**EXERCISE DETAILS**
Copy out each line exactly; pictures stay out of the copy.

■ ■ ■ ■

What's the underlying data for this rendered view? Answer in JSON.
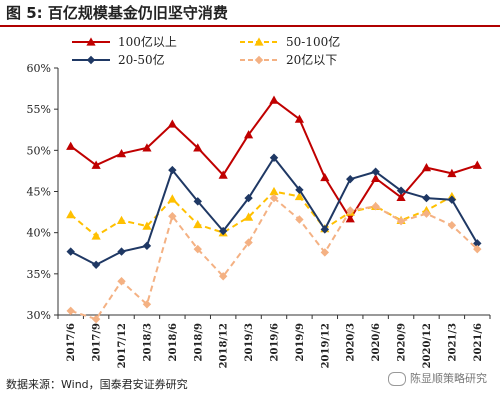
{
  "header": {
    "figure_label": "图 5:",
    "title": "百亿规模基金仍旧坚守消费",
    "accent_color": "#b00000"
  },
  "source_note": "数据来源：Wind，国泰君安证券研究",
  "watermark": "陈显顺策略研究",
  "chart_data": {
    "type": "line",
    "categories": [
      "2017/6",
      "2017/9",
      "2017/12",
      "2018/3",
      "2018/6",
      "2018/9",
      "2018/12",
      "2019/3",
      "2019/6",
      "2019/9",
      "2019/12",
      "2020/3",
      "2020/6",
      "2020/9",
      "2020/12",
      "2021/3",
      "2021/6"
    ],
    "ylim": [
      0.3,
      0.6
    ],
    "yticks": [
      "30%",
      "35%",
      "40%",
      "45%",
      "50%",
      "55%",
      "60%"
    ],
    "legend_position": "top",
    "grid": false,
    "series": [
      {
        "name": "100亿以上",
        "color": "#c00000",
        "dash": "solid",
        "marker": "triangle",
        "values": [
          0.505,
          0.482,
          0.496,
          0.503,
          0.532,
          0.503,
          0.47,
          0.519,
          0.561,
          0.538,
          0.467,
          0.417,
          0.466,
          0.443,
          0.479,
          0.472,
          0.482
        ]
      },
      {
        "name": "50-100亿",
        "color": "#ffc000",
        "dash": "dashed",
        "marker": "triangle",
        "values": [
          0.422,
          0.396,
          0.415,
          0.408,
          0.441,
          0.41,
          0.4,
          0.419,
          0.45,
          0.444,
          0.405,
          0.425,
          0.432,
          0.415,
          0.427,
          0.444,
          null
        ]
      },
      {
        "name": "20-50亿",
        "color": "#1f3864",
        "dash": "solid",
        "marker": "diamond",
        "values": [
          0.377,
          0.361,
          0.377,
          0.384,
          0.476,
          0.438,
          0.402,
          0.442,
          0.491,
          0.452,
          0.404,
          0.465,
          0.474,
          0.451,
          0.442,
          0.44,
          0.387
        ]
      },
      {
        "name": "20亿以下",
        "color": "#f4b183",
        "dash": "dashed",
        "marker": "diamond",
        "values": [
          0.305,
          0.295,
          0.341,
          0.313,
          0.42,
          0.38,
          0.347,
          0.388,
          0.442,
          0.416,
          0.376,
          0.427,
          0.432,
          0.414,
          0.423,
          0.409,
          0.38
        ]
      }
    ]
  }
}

■ ■ ■ ■

**REPLY**
What's the underlying data for this rendered view? Answer in JSON.
{
  "header": {
    "figure_label": "图 5:",
    "title": "百亿规模基金仍旧坚守消费",
    "accent_color": "#b00000"
  },
  "source_note": "数据来源：Wind，国泰君安证券研究",
  "watermark": "陈显顺策略研究",
  "chart_data": {
    "type": "line",
    "categories": [
      "2017/6",
      "2017/9",
      "2017/12",
      "2018/3",
      "2018/6",
      "2018/9",
      "2018/12",
      "2019/3",
      "2019/6",
      "2019/9",
      "2019/12",
      "2020/3",
      "2020/6",
      "2020/9",
      "2020/12",
      "2021/3",
      "2021/6"
    ],
    "ylim": [
      0.3,
      0.6
    ],
    "yticks": [
      "30%",
      "35%",
      "40%",
      "45%",
      "50%",
      "55%",
      "60%"
    ],
    "legend_position": "top",
    "grid": false,
    "series": [
      {
        "name": "100亿以上",
        "color": "#c00000",
        "dash": "solid",
        "marker": "triangle",
        "values": [
          0.505,
          0.482,
          0.496,
          0.503,
          0.532,
          0.503,
          0.47,
          0.519,
          0.561,
          0.538,
          0.467,
          0.417,
          0.466,
          0.443,
          0.479,
          0.472,
          0.482
        ]
      },
      {
        "name": "50-100亿",
        "color": "#ffc000",
        "dash": "dashed",
        "marker": "triangle",
        "values": [
          0.422,
          0.396,
          0.415,
          0.408,
          0.441,
          0.41,
          0.4,
          0.419,
          0.45,
          0.444,
          0.405,
          0.425,
          0.432,
          0.415,
          0.427,
          0.444,
          null
        ]
      },
      {
        "name": "20-50亿",
        "color": "#1f3864",
        "dash": "solid",
        "marker": "diamond",
        "values": [
          0.377,
          0.361,
          0.377,
          0.384,
          0.476,
          0.438,
          0.402,
          0.442,
          0.491,
          0.452,
          0.404,
          0.465,
          0.474,
          0.451,
          0.442,
          0.44,
          0.387
        ]
      },
      {
        "name": "20亿以下",
        "color": "#f4b183",
        "dash": "dashed",
        "marker": "diamond",
        "values": [
          0.305,
          0.295,
          0.341,
          0.313,
          0.42,
          0.38,
          0.347,
          0.388,
          0.442,
          0.416,
          0.376,
          0.427,
          0.432,
          0.414,
          0.423,
          0.409,
          0.38
        ]
      }
    ]
  }
}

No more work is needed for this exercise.